(WRITTEN EXERCISE)
Set down all of the entries word for word, omitting the images they contain.

Saved entries
►
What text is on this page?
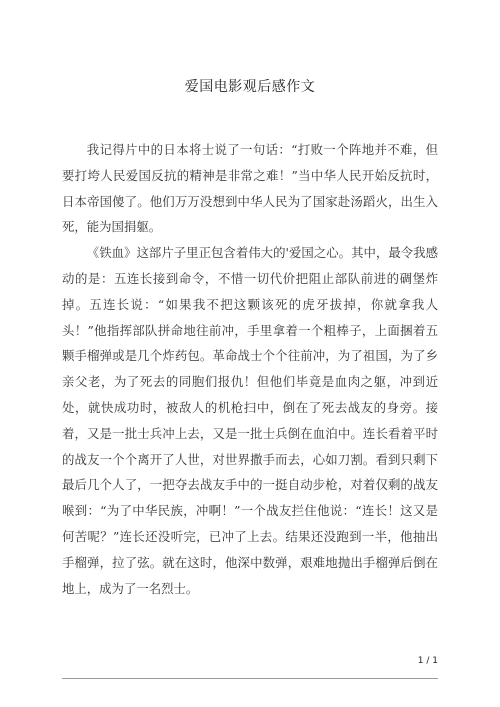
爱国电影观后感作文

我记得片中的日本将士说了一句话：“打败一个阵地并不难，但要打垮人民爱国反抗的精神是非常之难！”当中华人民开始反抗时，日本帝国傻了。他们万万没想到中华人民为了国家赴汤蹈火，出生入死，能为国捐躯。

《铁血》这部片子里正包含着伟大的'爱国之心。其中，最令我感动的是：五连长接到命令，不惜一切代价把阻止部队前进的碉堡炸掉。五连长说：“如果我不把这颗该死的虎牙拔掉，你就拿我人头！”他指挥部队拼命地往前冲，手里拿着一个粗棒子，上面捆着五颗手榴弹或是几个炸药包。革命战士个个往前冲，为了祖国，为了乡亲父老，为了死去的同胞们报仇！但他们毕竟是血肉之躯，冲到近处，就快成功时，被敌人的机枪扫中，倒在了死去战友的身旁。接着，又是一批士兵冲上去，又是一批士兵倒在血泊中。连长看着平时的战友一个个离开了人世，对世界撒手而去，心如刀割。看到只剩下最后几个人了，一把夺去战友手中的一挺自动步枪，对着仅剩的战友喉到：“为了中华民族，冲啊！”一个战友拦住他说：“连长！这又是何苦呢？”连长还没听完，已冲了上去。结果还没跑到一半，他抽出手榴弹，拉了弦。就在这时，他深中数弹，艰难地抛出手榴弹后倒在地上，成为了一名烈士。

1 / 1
◄
(RESULT OF THIS EXERCISE)
What text is on this page?
爱国电影观后感作文

我记得片中的日本将士说了一句话：“打败一个阵地并不难，但要打垮人民爱国反抗的精神是非常之难！”当中华人民开始反抗时，日本帝国傻了。他们万万没想到中华人民为了国家赴汤蹈火，出生入死，能为国捐躯。

《铁血》这部片子里正包含着伟大的'爱国之心。其中，最令我感动的是：五连长接到命令，不惜一切代价把阻止部队前进的碉堡炸掉。五连长说：“如果我不把这颗该死的虎牙拔掉，你就拿我人头！”他指挥部队拼命地往前冲，手里拿着一个粗棒子，上面捆着五颗手榴弹或是几个炸药包。革命战士个个往前冲，为了祖国，为了乡亲父老，为了死去的同胞们报仇！但他们毕竟是血肉之躯，冲到近处，就快成功时，被敌人的机枪扫中，倒在了死去战友的身旁。接着，又是一批士兵冲上去，又是一批士兵倒在血泊中。连长看着平时的战友一个个离开了人世，对世界撒手而去，心如刀割。看到只剩下最后几个人了，一把夺去战友手中的一挺自动步枪，对着仅剩的战友喉到：“为了中华民族，冲啊！”一个战友拦住他说：“连长！这又是何苦呢？”连长还没听完，已冲了上去。结果还没跑到一半，他抽出手榴弹，拉了弦。就在这时，他深中数弹，艰难地抛出手榴弹后倒在地上，成为了一名烈士。

1 / 1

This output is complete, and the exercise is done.